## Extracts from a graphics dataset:
──────
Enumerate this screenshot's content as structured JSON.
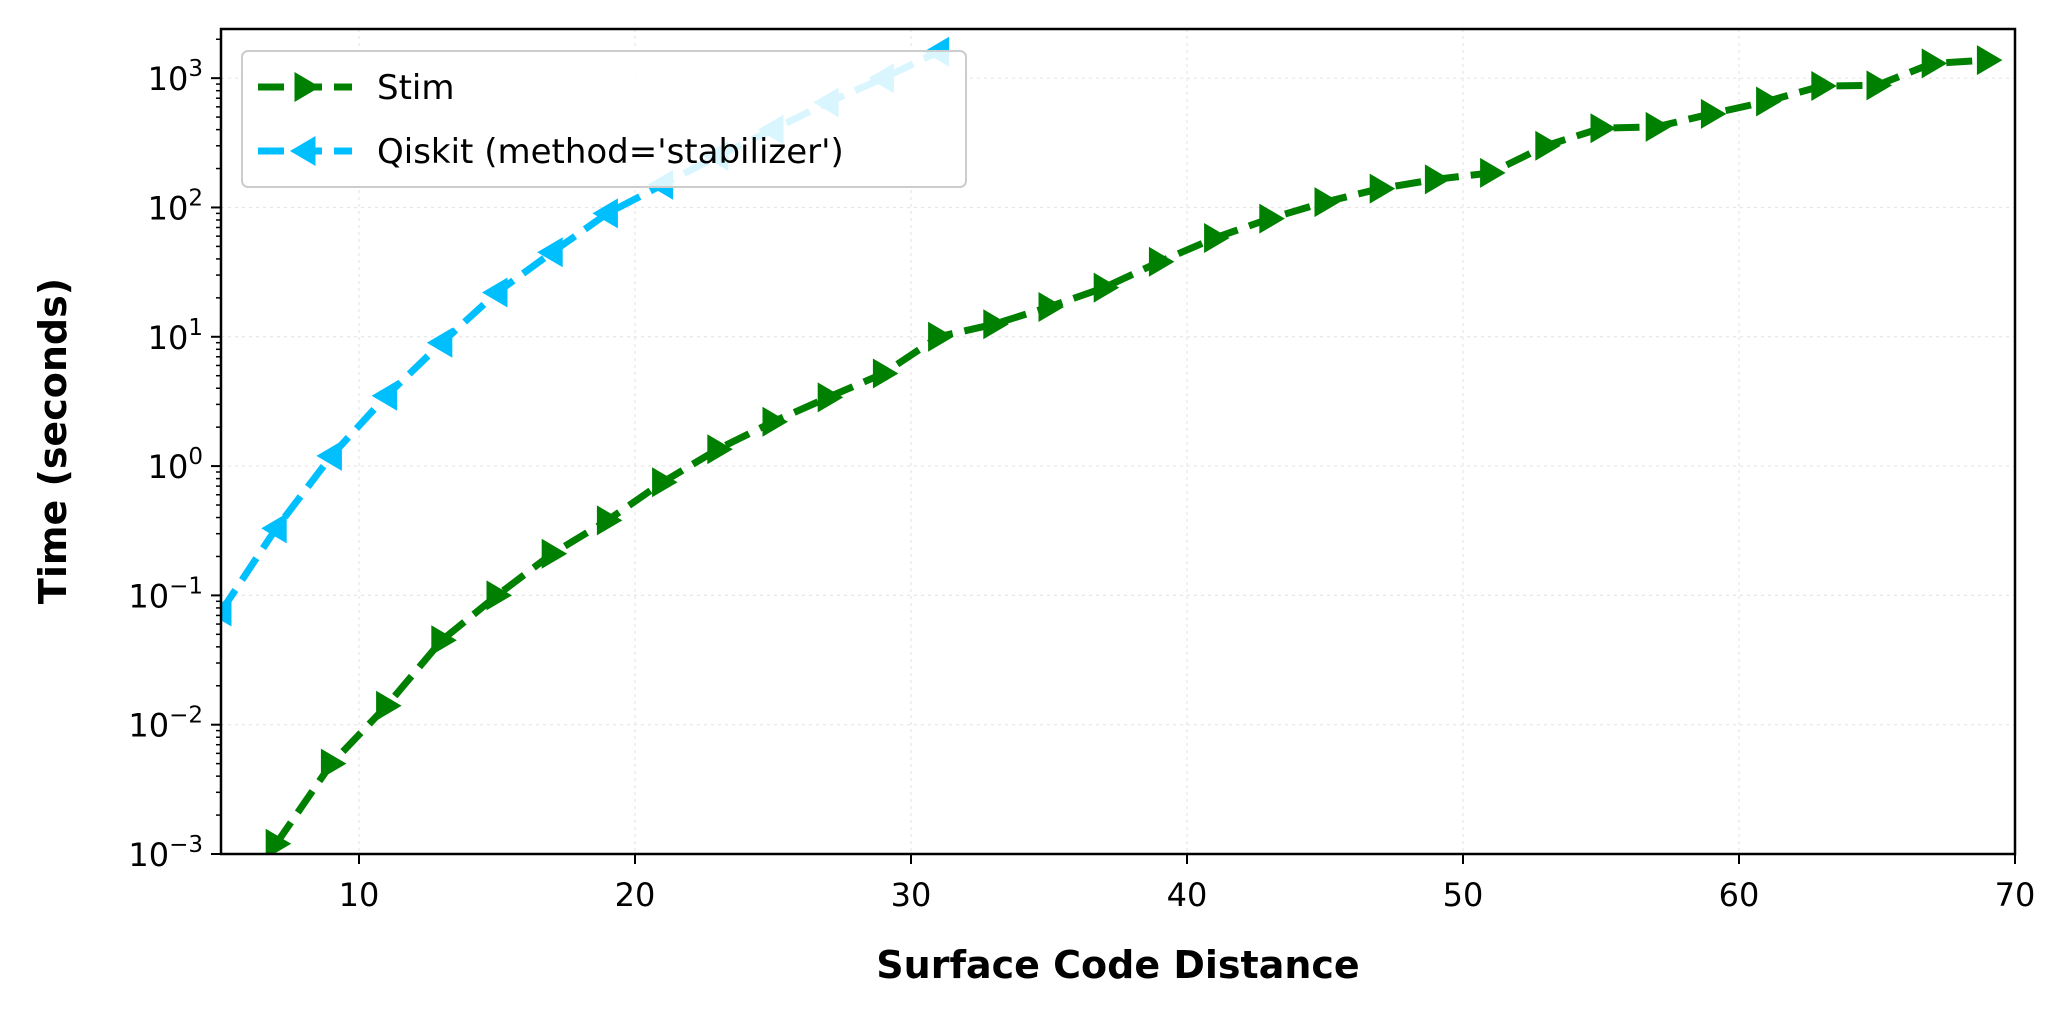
{
  "chart_data": {
    "type": "line",
    "xlabel": "Surface Code Distance",
    "ylabel": "Time (seconds)",
    "xlim": [
      5,
      70
    ],
    "ylim": [
      0.001,
      2400
    ],
    "yscale": "log",
    "grid": true,
    "legend_position": "top-left",
    "x_ticks": [
      10,
      20,
      30,
      40,
      50,
      60,
      70
    ],
    "y_ticks": [
      {
        "value": 0.001,
        "exp": "−3"
      },
      {
        "value": 0.01,
        "exp": "−2"
      },
      {
        "value": 0.1,
        "exp": "−1"
      },
      {
        "value": 1,
        "exp": "0"
      },
      {
        "value": 10,
        "exp": "1"
      },
      {
        "value": 100,
        "exp": "2"
      },
      {
        "value": 1000,
        "exp": "3"
      }
    ],
    "tick_base": "10",
    "series": [
      {
        "name": "Stim",
        "color": "#008000",
        "marker": "triangle-right",
        "x": [
          7,
          9,
          11,
          13,
          15,
          17,
          19,
          21,
          23,
          25,
          27,
          29,
          31,
          33,
          35,
          37,
          39,
          41,
          43,
          45,
          47,
          49,
          51,
          53,
          55,
          57,
          59,
          61,
          63,
          65,
          67,
          69
        ],
        "y": [
          0.0012,
          0.005,
          0.014,
          0.045,
          0.1,
          0.21,
          0.38,
          0.75,
          1.35,
          2.2,
          3.4,
          5.2,
          10,
          12.5,
          17,
          24,
          38,
          58,
          82,
          110,
          140,
          165,
          185,
          300,
          410,
          420,
          530,
          660,
          870,
          880,
          1300,
          1380
        ]
      },
      {
        "name": "Qiskit (method='stabilizer')",
        "color": "#00BFFF",
        "marker": "triangle-left",
        "x": [
          5,
          7,
          9,
          11,
          13,
          15,
          17,
          19,
          21,
          23,
          25,
          27,
          29,
          31
        ],
        "y": [
          0.075,
          0.33,
          1.2,
          3.5,
          9,
          22,
          45,
          90,
          150,
          250,
          400,
          650,
          1000,
          1600
        ]
      }
    ]
  }
}
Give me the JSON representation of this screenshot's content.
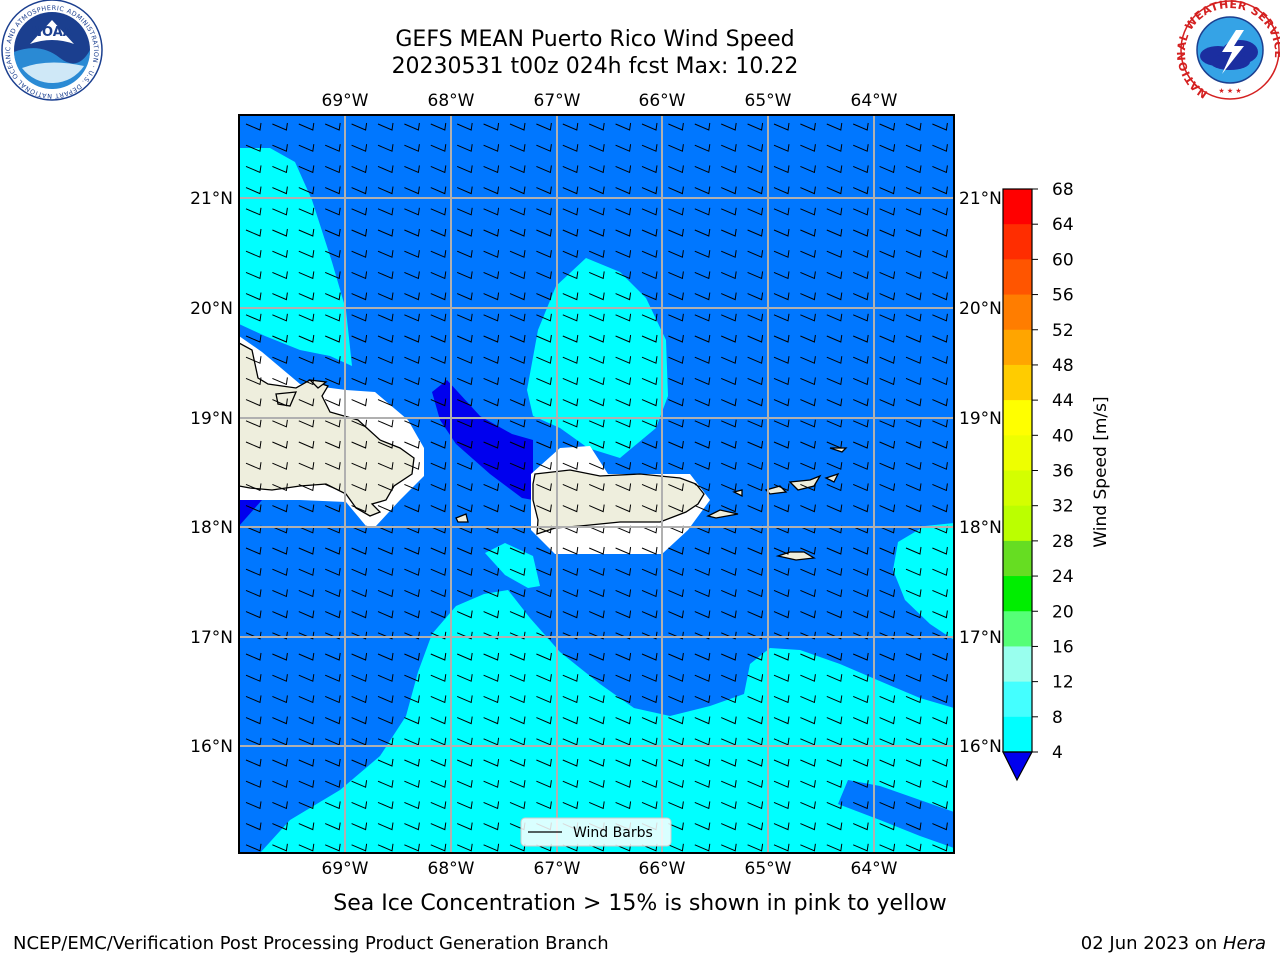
{
  "title": {
    "line1": "GEFS MEAN Puerto Rico Wind Speed",
    "line2": "20230531 t00z 024h fcst   Max: 10.22"
  },
  "map": {
    "lon_labels": [
      "69°W",
      "68°W",
      "67°W",
      "66°W",
      "65°W",
      "64°W"
    ],
    "lat_labels": [
      "21°N",
      "20°N",
      "19°N",
      "18°N",
      "17°N",
      "16°N"
    ],
    "land_color": "#eeeedd",
    "wind_barbs_legend": "Wind Barbs"
  },
  "colorbar": {
    "label": "Wind Speed [m/s]",
    "ticks": [
      "68",
      "64",
      "60",
      "56",
      "52",
      "48",
      "44",
      "40",
      "36",
      "32",
      "28",
      "24",
      "20",
      "16",
      "12",
      "8",
      "4"
    ],
    "colors": [
      "#ff0000",
      "#ff2d00",
      "#ff5500",
      "#ff7d00",
      "#ffa500",
      "#ffcc00",
      "#ffff00",
      "#eeff00",
      "#d4ff00",
      "#bbff00",
      "#66dd22",
      "#00ee00",
      "#55ff77",
      "#99ffee",
      "#44ffff",
      "#00ffff",
      "#0077ff"
    ],
    "under_color": "#0000ee"
  },
  "logos": {
    "noaa": "NOAA",
    "noaa_ring": "NATIONAL OCEANIC AND ATMOSPHERIC ADMINISTRATION · U.S. DEPARTMENT OF COMMERCE",
    "nws_ring": "NATIONAL WEATHER SERVICE"
  },
  "footer": {
    "note": "Sea Ice Concentration > 15% is shown in pink to yellow",
    "credit": "NCEP/EMC/Verification Post Processing Product Generation Branch",
    "date_prefix": "02 Jun 2023 on ",
    "date_machine": "Hera"
  }
}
──────
## What is expected:
Find all lines with "content" in them and copy each one.

## Answer to this task:
Enumerate this screenshot's content as structured JSON.
Give me the JSON representation of this screenshot's content.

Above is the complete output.